Set problem:
Tally every line of the listing where the string "العزيز" is found, and state the total alone.

──────────

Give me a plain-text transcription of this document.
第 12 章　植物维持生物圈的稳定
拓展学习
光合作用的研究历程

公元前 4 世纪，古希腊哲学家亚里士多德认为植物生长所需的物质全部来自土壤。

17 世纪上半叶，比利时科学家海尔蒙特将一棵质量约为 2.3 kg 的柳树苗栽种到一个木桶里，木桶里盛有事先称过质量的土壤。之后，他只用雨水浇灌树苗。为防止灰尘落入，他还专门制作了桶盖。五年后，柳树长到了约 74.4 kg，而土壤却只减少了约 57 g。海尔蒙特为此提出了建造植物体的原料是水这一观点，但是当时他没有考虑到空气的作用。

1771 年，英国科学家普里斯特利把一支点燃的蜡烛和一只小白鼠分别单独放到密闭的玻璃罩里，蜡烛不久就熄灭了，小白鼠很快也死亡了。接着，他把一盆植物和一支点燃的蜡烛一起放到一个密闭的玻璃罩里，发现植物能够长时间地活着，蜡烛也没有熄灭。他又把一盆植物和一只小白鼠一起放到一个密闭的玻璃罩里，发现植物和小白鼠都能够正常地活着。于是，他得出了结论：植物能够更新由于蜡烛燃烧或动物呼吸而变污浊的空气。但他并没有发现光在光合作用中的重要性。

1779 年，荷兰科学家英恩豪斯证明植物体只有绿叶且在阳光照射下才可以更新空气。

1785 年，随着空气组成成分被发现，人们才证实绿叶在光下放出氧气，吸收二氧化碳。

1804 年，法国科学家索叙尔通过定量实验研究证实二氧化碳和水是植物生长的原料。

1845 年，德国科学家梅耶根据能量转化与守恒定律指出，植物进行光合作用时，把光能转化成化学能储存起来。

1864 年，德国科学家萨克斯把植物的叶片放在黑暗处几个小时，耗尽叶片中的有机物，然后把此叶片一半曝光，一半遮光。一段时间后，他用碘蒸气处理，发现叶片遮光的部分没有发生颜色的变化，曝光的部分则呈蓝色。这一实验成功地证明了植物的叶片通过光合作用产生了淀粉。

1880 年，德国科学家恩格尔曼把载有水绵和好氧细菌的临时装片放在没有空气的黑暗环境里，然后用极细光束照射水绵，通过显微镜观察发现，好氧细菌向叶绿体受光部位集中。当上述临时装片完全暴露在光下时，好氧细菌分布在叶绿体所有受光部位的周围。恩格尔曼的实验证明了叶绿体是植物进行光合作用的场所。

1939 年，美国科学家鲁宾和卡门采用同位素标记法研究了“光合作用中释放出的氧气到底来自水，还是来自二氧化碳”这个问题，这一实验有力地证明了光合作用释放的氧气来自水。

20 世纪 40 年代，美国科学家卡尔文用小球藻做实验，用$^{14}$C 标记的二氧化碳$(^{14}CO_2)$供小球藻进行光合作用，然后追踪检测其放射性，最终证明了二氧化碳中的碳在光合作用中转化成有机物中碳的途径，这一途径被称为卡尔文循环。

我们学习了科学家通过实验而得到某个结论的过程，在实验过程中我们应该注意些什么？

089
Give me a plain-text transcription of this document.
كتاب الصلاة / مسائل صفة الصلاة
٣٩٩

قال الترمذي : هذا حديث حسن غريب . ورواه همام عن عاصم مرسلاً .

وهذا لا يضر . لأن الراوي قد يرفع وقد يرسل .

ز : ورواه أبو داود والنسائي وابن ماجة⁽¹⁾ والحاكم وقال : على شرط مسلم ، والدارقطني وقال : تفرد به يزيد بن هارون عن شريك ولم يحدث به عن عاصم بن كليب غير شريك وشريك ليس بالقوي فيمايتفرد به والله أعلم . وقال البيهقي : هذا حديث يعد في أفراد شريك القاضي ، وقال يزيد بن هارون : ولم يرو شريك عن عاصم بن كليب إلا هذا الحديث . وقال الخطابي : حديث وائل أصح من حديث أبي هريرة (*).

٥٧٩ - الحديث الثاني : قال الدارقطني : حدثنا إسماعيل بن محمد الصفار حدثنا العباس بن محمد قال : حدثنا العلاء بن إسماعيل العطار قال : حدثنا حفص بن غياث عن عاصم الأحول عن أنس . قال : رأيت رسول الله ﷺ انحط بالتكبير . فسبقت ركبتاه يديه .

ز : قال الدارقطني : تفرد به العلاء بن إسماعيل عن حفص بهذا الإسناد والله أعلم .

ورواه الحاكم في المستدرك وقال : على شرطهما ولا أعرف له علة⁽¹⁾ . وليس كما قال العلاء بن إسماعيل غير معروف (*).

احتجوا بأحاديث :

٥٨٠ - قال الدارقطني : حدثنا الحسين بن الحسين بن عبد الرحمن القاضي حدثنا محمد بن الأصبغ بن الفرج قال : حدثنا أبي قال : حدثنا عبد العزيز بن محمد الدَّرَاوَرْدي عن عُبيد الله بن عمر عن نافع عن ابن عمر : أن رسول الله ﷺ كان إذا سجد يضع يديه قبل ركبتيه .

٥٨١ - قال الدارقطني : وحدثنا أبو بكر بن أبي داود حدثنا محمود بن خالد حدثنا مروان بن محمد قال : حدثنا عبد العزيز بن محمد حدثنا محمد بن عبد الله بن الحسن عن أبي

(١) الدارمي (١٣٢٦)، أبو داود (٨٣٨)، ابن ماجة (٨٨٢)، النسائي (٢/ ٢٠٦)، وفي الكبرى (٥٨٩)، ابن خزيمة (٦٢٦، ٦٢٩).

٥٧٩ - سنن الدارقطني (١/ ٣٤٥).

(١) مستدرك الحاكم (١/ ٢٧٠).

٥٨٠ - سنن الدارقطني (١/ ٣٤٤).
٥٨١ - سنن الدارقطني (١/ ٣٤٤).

──────────

Finished task:
2